## start Material for this exercise

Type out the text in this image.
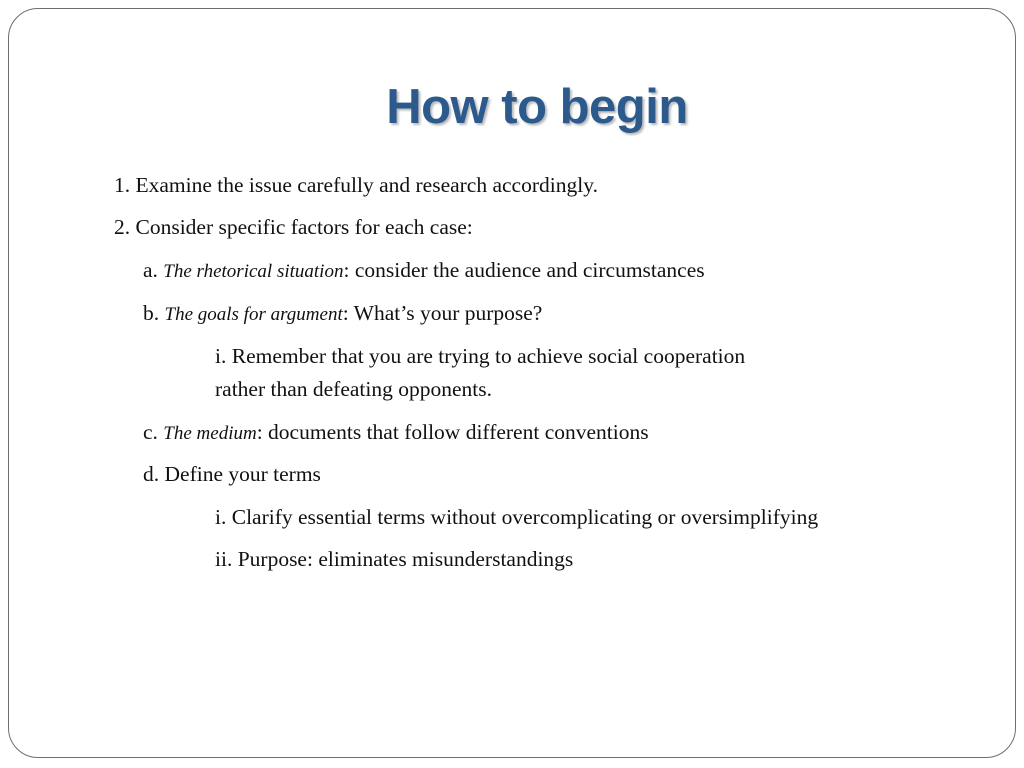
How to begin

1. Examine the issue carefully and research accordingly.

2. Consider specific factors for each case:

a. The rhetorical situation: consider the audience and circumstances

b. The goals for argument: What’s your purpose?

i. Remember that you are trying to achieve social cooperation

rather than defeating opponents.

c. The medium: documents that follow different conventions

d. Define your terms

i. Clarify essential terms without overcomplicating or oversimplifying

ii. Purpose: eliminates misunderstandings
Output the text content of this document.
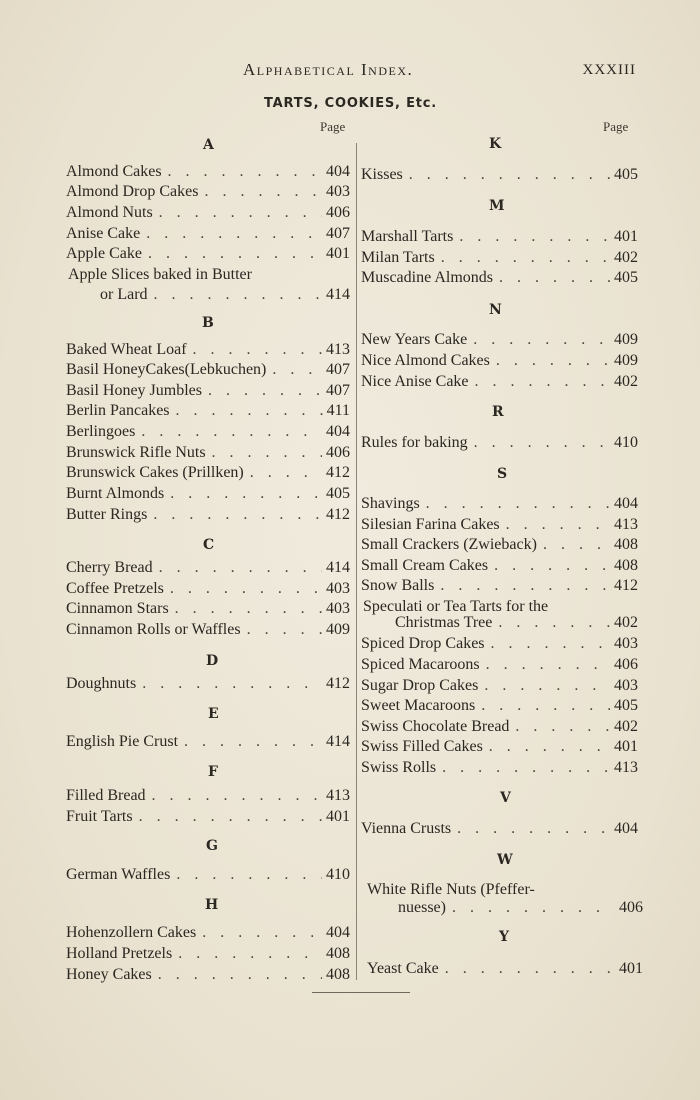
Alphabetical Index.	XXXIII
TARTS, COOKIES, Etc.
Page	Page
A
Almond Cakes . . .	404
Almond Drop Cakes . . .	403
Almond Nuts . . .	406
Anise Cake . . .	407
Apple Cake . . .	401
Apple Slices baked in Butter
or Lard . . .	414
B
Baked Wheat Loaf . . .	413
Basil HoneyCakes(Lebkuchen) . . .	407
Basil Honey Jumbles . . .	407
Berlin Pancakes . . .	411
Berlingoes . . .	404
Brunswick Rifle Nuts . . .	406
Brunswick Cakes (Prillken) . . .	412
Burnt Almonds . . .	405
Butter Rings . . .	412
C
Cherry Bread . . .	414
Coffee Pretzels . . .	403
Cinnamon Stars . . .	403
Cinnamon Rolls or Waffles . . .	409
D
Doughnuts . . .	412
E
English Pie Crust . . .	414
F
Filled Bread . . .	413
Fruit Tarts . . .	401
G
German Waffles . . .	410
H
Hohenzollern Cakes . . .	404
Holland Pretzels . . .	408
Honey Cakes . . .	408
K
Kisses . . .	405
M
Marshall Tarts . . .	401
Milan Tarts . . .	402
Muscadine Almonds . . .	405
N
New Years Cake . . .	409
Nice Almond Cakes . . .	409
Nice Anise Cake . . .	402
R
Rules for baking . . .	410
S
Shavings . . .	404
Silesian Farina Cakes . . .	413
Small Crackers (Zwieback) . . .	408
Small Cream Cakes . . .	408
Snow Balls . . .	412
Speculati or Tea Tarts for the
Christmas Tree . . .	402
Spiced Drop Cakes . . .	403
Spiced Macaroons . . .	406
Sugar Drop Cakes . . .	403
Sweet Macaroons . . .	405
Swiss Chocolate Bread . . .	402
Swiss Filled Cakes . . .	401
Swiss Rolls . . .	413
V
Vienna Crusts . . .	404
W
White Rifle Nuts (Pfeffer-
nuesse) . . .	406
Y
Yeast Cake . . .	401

## end Material for this exercise

* [Aim of the exercise]:
The data above should be repeated exactly, minus any pictures.

* [Completed exercise]:
Type out the text in this image.
How to begin

1. Examine the issue carefully and research accordingly.

2. Consider specific factors for each case:

a. The rhetorical situation: consider the audience and circumstances

b. The goals for argument: What’s your purpose?

i. Remember that you are trying to achieve social cooperation

rather than defeating opponents.

c. The medium: documents that follow different conventions

d. Define your terms

i. Clarify essential terms without overcomplicating or oversimplifying

ii. Purpose: eliminates misunderstandings
Output the text content of this document.
Alphabetical Index.	XXXIII
TARTS, COOKIES, Etc.
Page	Page
A
Almond Cakes . . .	404
Almond Drop Cakes . . .	403
Almond Nuts . . .	406
Anise Cake . . .	407
Apple Cake . . .	401
Apple Slices baked in Butter
or Lard . . .	414
B
Baked Wheat Loaf . . .	413
Basil HoneyCakes(Lebkuchen) . . .	407
Basil Honey Jumbles . . .	407
Berlin Pancakes . . .	411
Berlingoes . . .	404
Brunswick Rifle Nuts . . .	406
Brunswick Cakes (Prillken) . . .	412
Burnt Almonds . . .	405
Butter Rings . . .	412
C
Cherry Bread . . .	414
Coffee Pretzels . . .	403
Cinnamon Stars . . .	403
Cinnamon Rolls or Waffles . . .	409
D
Doughnuts . . .	412
E
English Pie Crust . . .	414
F
Filled Bread . . .	413
Fruit Tarts . . .	401
G
German Waffles . . .	410
H
Hohenzollern Cakes . . .	404
Holland Pretzels . . .	408
Honey Cakes . . .	408
K
Kisses . . .	405
M
Marshall Tarts . . .	401
Milan Tarts . . .	402
Muscadine Almonds . . .	405
N
New Years Cake . . .	409
Nice Almond Cakes . . .	409
Nice Anise Cake . . .	402
R
Rules for baking . . .	410
S
Shavings . . .	404
Silesian Farina Cakes . . .	413
Small Crackers (Zwieback) . . .	408
Small Cream Cakes . . .	408
Snow Balls . . .	412
Speculati or Tea Tarts for the
Christmas Tree . . .	402
Spiced Drop Cakes . . .	403
Spiced Macaroons . . .	406
Sugar Drop Cakes . . .	403
Sweet Macaroons . . .	405
Swiss Chocolate Bread . . .	402
Swiss Filled Cakes . . .	401
Swiss Rolls . . .	413
V
Vienna Crusts . . .	404
W
White Rifle Nuts (Pfeffer-
nuesse) . . .	406
Y
Yeast Cake . . .	401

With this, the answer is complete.